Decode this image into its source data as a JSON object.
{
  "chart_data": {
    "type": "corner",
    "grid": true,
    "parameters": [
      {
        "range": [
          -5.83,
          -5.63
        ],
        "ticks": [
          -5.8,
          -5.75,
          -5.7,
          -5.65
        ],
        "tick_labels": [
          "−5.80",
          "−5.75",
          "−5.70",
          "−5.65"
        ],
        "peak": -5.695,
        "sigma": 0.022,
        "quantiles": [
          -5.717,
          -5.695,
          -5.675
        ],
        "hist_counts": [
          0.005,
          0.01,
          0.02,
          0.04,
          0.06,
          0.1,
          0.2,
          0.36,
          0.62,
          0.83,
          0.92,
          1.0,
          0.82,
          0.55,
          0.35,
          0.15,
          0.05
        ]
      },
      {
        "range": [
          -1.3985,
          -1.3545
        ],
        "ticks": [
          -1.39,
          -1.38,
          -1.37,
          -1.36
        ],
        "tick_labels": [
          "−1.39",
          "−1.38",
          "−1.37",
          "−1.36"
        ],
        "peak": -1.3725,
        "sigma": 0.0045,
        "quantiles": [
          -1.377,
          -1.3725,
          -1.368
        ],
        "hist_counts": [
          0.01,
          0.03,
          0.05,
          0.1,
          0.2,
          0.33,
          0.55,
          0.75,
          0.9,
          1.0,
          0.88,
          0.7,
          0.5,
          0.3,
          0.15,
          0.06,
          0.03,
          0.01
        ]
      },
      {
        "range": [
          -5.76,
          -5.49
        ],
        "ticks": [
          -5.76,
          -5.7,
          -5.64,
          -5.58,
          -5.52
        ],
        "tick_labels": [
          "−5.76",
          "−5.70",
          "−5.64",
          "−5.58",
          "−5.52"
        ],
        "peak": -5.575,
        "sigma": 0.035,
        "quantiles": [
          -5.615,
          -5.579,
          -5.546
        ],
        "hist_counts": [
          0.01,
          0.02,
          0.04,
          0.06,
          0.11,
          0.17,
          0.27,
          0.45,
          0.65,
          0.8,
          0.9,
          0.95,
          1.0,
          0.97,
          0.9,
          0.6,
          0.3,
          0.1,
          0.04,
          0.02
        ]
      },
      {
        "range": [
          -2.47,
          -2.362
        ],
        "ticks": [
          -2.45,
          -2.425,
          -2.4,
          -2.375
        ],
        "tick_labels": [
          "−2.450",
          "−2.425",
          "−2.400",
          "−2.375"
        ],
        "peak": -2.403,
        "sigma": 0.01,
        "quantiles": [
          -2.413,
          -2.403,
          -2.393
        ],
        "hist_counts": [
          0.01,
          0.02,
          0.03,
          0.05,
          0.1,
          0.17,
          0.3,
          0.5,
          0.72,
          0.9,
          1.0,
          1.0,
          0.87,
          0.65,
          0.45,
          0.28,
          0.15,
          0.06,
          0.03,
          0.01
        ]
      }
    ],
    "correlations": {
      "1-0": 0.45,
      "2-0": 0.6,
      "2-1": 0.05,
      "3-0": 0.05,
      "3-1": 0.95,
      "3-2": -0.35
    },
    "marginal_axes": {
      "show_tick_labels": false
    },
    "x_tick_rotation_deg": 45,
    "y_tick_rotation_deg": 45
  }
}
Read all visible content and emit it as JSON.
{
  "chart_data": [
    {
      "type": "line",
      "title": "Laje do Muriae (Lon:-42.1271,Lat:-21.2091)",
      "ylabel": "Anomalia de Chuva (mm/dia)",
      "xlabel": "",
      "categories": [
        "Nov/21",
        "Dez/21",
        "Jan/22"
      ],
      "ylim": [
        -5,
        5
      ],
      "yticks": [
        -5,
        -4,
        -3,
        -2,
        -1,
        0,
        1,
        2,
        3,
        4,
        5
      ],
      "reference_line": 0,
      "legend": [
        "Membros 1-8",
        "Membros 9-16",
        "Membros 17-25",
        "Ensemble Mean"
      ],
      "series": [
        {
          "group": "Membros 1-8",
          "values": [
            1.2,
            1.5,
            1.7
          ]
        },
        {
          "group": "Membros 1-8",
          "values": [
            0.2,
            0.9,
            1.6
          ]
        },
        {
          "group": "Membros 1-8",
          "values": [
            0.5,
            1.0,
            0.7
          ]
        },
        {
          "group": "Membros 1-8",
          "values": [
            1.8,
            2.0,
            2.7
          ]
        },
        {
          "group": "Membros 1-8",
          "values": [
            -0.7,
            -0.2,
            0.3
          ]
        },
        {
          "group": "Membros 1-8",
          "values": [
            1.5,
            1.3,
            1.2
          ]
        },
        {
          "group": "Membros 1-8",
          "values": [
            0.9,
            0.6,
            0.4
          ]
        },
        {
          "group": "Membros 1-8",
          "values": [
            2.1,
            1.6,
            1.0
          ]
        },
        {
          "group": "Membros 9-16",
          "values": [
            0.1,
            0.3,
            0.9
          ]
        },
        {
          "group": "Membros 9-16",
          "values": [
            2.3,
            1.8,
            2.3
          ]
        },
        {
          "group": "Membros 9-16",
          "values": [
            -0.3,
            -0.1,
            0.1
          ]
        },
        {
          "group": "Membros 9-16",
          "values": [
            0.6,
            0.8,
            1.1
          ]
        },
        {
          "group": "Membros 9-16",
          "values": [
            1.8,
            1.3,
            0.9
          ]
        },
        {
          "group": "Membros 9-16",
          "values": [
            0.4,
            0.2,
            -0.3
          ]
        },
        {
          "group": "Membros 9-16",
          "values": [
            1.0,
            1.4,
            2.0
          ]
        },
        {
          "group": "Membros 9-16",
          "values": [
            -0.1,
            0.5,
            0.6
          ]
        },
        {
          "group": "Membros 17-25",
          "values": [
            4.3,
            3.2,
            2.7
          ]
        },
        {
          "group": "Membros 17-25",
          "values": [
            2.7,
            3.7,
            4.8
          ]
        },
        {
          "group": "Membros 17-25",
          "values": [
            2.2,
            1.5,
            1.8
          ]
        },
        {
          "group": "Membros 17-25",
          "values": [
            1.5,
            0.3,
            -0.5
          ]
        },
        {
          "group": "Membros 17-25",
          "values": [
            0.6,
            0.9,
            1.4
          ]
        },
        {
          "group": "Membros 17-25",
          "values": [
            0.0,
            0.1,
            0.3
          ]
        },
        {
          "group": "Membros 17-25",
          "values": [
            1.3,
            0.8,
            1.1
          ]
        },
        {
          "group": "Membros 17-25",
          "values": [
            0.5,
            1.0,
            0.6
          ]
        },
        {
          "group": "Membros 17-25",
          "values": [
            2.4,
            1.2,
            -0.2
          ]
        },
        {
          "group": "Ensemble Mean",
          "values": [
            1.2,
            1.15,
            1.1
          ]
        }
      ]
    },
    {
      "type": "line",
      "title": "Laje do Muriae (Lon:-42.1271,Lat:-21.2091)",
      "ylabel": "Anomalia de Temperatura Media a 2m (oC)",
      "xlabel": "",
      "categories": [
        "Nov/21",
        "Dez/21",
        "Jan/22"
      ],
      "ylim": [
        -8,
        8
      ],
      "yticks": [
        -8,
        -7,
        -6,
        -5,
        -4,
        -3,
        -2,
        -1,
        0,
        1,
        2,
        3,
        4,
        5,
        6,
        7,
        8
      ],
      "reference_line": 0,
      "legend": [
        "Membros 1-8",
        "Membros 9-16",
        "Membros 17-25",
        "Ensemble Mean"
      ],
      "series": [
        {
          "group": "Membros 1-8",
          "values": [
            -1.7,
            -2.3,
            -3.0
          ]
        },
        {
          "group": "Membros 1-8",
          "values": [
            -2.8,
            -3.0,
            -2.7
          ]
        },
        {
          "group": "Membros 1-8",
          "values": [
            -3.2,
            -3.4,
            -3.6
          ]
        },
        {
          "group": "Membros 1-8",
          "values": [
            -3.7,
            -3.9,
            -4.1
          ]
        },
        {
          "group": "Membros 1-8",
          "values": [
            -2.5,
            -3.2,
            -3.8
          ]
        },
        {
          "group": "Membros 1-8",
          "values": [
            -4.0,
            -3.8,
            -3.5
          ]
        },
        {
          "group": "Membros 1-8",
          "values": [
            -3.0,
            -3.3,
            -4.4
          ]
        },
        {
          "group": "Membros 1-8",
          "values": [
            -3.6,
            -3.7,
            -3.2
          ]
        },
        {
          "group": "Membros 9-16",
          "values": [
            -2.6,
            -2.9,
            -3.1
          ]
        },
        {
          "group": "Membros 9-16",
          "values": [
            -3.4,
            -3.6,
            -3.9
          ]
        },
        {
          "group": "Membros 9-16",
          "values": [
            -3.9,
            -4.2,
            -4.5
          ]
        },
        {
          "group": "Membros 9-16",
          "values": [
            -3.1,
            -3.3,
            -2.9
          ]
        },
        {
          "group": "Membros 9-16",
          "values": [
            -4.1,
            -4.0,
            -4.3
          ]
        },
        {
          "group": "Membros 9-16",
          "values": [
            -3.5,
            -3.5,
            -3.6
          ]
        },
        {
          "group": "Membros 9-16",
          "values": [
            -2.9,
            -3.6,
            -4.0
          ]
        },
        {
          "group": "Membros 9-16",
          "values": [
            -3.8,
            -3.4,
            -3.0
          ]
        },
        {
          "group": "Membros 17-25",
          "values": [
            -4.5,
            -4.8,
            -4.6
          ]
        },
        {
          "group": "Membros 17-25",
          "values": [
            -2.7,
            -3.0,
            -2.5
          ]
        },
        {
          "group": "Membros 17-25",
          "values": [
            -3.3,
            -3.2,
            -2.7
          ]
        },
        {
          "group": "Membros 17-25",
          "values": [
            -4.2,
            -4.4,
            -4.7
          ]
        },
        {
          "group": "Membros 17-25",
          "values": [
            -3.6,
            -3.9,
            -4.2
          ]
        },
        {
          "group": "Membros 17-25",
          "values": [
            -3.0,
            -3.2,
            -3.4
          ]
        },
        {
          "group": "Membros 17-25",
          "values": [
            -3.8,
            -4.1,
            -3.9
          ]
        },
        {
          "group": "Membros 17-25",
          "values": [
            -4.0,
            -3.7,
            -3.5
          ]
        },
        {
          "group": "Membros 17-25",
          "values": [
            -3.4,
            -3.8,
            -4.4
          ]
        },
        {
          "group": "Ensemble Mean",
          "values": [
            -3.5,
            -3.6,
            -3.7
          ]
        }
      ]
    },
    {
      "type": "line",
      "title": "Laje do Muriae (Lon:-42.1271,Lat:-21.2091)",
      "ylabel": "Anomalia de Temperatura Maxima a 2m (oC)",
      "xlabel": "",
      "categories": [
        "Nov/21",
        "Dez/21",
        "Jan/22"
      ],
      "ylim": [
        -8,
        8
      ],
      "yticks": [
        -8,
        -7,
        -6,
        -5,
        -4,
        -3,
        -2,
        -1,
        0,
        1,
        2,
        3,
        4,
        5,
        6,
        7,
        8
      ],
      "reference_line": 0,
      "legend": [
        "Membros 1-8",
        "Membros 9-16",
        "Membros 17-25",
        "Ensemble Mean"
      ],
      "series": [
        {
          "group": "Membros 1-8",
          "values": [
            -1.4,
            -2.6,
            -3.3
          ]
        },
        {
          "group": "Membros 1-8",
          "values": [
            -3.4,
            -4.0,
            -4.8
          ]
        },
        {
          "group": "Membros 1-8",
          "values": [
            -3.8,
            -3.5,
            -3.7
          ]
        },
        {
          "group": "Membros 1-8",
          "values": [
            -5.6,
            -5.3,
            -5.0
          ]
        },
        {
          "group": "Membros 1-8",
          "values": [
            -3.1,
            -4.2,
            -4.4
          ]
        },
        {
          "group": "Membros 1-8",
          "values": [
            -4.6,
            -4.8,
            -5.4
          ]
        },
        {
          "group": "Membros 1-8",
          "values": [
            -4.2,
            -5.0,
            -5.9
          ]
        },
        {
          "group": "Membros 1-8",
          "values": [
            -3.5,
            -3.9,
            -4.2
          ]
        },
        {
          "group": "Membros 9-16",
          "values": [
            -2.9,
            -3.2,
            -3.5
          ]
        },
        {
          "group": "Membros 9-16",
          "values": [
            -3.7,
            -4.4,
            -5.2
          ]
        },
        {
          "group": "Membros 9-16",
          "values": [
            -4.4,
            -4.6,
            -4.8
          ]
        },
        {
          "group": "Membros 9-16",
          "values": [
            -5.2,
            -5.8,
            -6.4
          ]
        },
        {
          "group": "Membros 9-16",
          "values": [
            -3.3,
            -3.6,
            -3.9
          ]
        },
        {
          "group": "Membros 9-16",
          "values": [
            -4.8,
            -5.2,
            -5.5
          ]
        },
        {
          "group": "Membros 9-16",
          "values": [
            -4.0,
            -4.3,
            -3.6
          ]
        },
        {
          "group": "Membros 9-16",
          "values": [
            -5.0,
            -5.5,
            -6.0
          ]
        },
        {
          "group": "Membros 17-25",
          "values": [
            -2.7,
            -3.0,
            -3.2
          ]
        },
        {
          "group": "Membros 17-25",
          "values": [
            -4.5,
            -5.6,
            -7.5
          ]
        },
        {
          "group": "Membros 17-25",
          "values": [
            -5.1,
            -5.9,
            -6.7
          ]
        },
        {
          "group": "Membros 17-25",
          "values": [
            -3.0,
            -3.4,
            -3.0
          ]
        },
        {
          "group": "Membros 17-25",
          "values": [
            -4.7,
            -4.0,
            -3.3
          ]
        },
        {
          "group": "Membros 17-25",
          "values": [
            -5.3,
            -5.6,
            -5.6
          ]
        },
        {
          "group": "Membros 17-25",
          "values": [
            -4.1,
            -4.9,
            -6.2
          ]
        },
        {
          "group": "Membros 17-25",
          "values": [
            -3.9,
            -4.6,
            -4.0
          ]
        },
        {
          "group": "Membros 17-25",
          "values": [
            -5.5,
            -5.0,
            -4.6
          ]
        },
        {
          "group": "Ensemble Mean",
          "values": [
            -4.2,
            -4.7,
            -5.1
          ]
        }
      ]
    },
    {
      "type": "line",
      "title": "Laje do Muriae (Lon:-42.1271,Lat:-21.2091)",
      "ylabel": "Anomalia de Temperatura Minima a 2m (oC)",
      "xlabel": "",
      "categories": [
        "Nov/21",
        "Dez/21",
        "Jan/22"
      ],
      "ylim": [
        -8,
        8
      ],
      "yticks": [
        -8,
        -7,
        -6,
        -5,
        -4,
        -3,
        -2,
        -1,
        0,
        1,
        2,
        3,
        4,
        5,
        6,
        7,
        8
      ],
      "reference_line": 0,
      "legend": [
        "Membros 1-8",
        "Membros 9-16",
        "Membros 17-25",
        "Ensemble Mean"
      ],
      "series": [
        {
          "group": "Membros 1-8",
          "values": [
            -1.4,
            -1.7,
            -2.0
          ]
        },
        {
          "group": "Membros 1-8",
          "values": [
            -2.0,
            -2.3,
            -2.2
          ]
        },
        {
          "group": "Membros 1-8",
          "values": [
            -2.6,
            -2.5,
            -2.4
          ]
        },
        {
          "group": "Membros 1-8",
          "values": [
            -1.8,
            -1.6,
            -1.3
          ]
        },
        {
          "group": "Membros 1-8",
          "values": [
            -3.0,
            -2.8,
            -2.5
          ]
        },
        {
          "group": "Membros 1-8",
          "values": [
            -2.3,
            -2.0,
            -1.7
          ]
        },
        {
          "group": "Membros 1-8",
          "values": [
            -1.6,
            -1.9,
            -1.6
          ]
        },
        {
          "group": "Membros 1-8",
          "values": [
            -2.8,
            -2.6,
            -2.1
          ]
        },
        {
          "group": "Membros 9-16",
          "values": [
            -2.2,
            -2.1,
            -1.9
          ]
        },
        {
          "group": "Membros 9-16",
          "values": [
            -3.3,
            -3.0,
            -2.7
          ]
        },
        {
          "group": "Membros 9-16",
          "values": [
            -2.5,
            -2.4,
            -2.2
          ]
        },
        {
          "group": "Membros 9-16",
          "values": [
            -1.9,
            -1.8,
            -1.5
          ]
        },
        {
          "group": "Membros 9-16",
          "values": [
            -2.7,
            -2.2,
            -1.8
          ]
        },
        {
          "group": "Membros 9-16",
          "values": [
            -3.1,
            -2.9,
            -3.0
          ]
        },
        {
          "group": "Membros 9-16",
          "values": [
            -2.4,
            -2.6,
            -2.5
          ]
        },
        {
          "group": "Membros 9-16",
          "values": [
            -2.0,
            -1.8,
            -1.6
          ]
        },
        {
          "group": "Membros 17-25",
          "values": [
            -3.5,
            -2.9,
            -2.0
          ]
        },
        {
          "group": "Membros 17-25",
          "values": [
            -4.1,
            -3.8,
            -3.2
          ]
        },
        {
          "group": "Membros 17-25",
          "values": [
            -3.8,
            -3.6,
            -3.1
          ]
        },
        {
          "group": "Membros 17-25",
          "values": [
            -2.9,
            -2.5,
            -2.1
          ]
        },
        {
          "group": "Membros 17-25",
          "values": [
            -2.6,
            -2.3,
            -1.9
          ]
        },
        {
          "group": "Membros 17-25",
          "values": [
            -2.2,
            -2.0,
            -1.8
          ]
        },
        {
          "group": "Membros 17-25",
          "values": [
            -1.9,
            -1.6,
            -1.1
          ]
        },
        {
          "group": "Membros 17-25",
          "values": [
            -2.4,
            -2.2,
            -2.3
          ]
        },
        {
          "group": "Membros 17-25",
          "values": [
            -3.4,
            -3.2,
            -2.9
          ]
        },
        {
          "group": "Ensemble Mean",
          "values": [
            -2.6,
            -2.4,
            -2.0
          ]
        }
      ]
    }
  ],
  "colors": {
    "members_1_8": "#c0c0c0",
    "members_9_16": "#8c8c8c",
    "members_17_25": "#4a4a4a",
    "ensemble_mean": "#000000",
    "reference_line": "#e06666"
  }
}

■ **THE EXERCISE**: In the records above, locate every line with the string "Anomalia" and copy it.

■ **WRITTEN SOLUTION**:
      "ylabel": "Anomalia de Chuva (mm/dia)",
      "ylabel": "Anomalia de Temperatura Media a 2m (oC)",
      "ylabel": "Anomalia de Temperatura Maxima a 2m (oC)",
      "ylabel": "Anomalia de Temperatura Minima a 2m (oC)",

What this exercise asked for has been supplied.